» GOAL OF THE EXERCISE:
Make an exact copy of the lines, leaving the pictures out.

--------------------

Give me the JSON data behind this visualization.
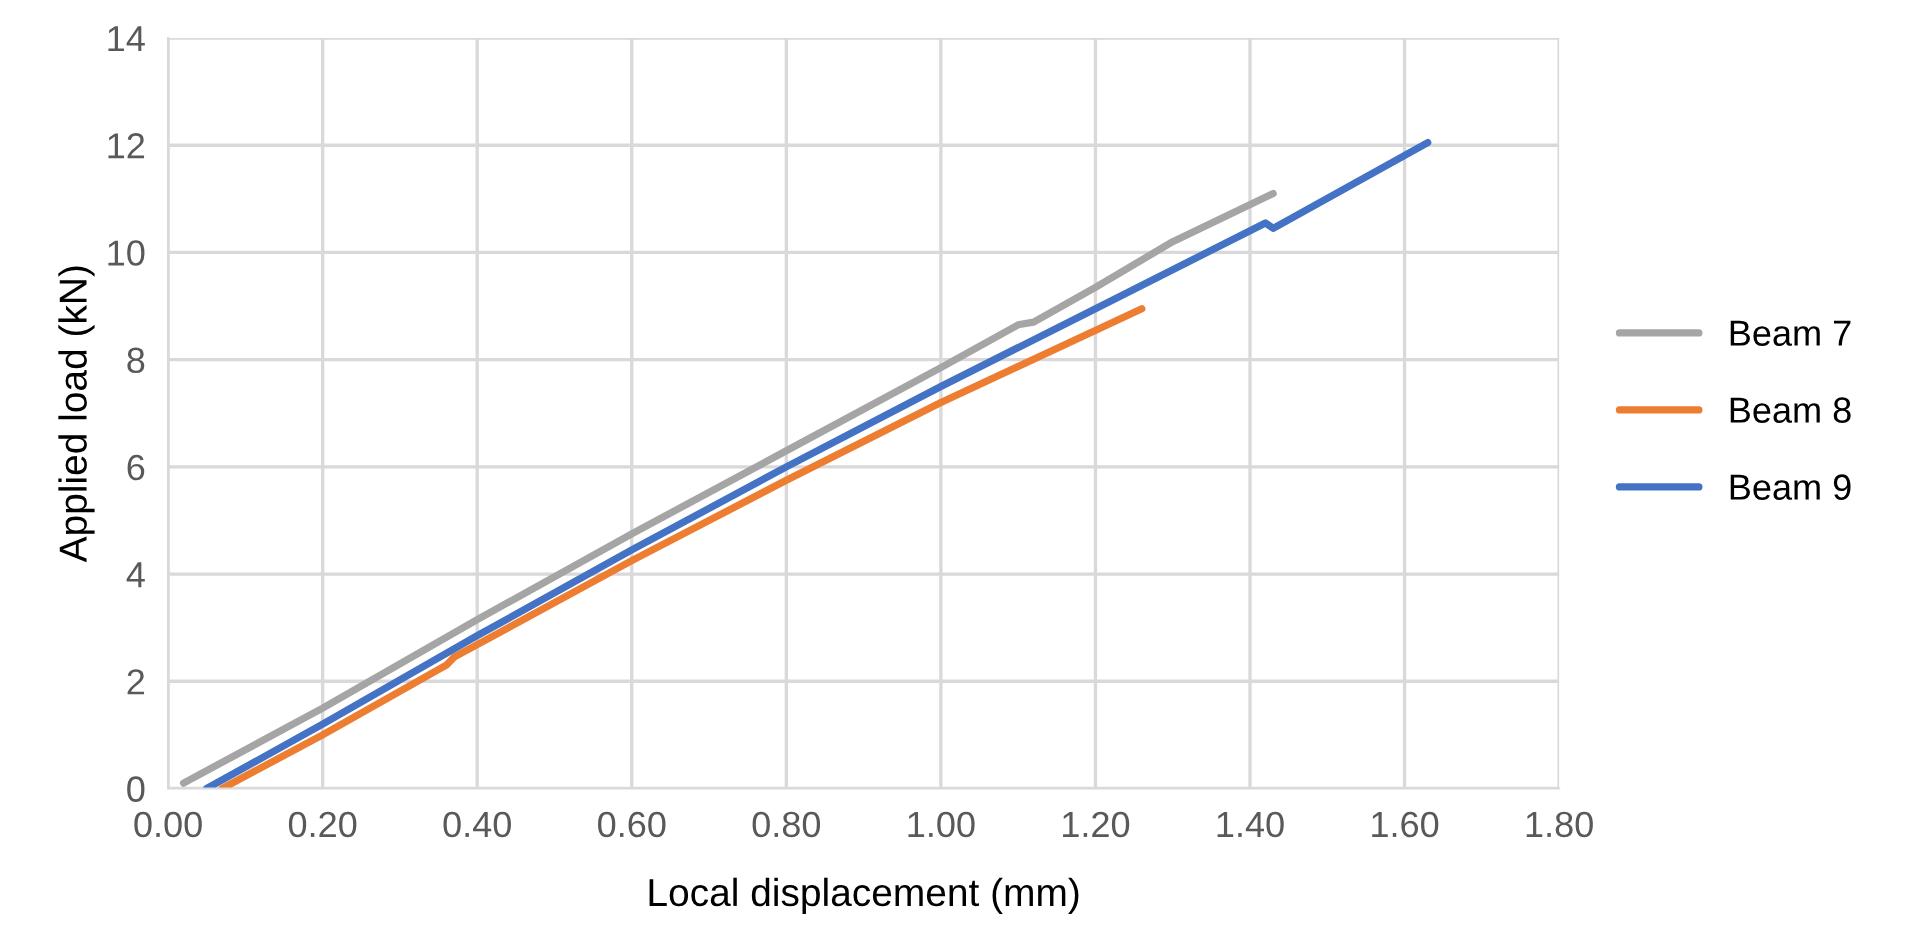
{
  "chart_data": {
    "type": "line",
    "xlabel": "Local displacement (mm)",
    "ylabel": "Applied load (kN)",
    "xlim": [
      0,
      1.8
    ],
    "xticks": [
      {
        "value": 0,
        "label": "0.00"
      },
      {
        "value": 0.2,
        "label": "0.20"
      },
      {
        "value": 0.4,
        "label": "0.40"
      },
      {
        "value": 0.6,
        "label": "0.60"
      },
      {
        "value": 0.8,
        "label": "0.80"
      },
      {
        "value": 1.0,
        "label": "1.00"
      },
      {
        "value": 1.2,
        "label": "1.20"
      },
      {
        "value": 1.4,
        "label": "1.40"
      },
      {
        "value": 1.6,
        "label": "1.60"
      },
      {
        "value": 1.8,
        "label": "1.80"
      }
    ],
    "ylim": [
      0,
      14
    ],
    "yticks": [
      0,
      2,
      4,
      6,
      8,
      10,
      12,
      14
    ],
    "grid": true,
    "legend": "right",
    "marker": "none",
    "line_style": "solid",
    "series": [
      {
        "name": "Beam 7",
        "color": "#a5a5a5",
        "x": [
          0.02,
          0.2,
          0.4,
          0.6,
          0.8,
          1.0,
          1.1,
          1.12,
          1.2,
          1.3,
          1.43
        ],
        "values": [
          0.1,
          1.5,
          3.15,
          4.75,
          6.3,
          7.85,
          8.65,
          8.7,
          9.35,
          10.2,
          11.1
        ]
      },
      {
        "name": "Beam 8",
        "color": "#ed7d31",
        "x": [
          0.07,
          0.2,
          0.36,
          0.37,
          0.6,
          0.8,
          1.0,
          1.26
        ],
        "values": [
          0,
          1.0,
          2.3,
          2.45,
          4.25,
          5.75,
          7.2,
          8.95
        ]
      },
      {
        "name": "Beam 9",
        "color": "#4472c4",
        "x": [
          0.05,
          0.2,
          0.4,
          0.6,
          0.8,
          1.0,
          1.2,
          1.42,
          1.43,
          1.63
        ],
        "values": [
          0,
          1.2,
          2.85,
          4.45,
          6.0,
          7.5,
          8.95,
          10.55,
          10.45,
          12.05
        ]
      }
    ]
  }
}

--------------------

» WRITTEN ANSWER:
Give me the JSON data behind this visualization.
{
  "chart_data": {
    "type": "line",
    "xlabel": "Local displacement (mm)",
    "ylabel": "Applied load (kN)",
    "xlim": [
      0,
      1.8
    ],
    "xticks": [
      {
        "value": 0,
        "label": "0.00"
      },
      {
        "value": 0.2,
        "label": "0.20"
      },
      {
        "value": 0.4,
        "label": "0.40"
      },
      {
        "value": 0.6,
        "label": "0.60"
      },
      {
        "value": 0.8,
        "label": "0.80"
      },
      {
        "value": 1.0,
        "label": "1.00"
      },
      {
        "value": 1.2,
        "label": "1.20"
      },
      {
        "value": 1.4,
        "label": "1.40"
      },
      {
        "value": 1.6,
        "label": "1.60"
      },
      {
        "value": 1.8,
        "label": "1.80"
      }
    ],
    "ylim": [
      0,
      14
    ],
    "yticks": [
      0,
      2,
      4,
      6,
      8,
      10,
      12,
      14
    ],
    "grid": true,
    "legend": "right",
    "marker": "none",
    "line_style": "solid",
    "series": [
      {
        "name": "Beam 7",
        "color": "#a5a5a5",
        "x": [
          0.02,
          0.2,
          0.4,
          0.6,
          0.8,
          1.0,
          1.1,
          1.12,
          1.2,
          1.3,
          1.43
        ],
        "values": [
          0.1,
          1.5,
          3.15,
          4.75,
          6.3,
          7.85,
          8.65,
          8.7,
          9.35,
          10.2,
          11.1
        ]
      },
      {
        "name": "Beam 8",
        "color": "#ed7d31",
        "x": [
          0.07,
          0.2,
          0.36,
          0.37,
          0.6,
          0.8,
          1.0,
          1.26
        ],
        "values": [
          0,
          1.0,
          2.3,
          2.45,
          4.25,
          5.75,
          7.2,
          8.95
        ]
      },
      {
        "name": "Beam 9",
        "color": "#4472c4",
        "x": [
          0.05,
          0.2,
          0.4,
          0.6,
          0.8,
          1.0,
          1.2,
          1.42,
          1.43,
          1.63
        ],
        "values": [
          0,
          1.2,
          2.85,
          4.45,
          6.0,
          7.5,
          8.95,
          10.55,
          10.45,
          12.05
        ]
      }
    ]
  }
}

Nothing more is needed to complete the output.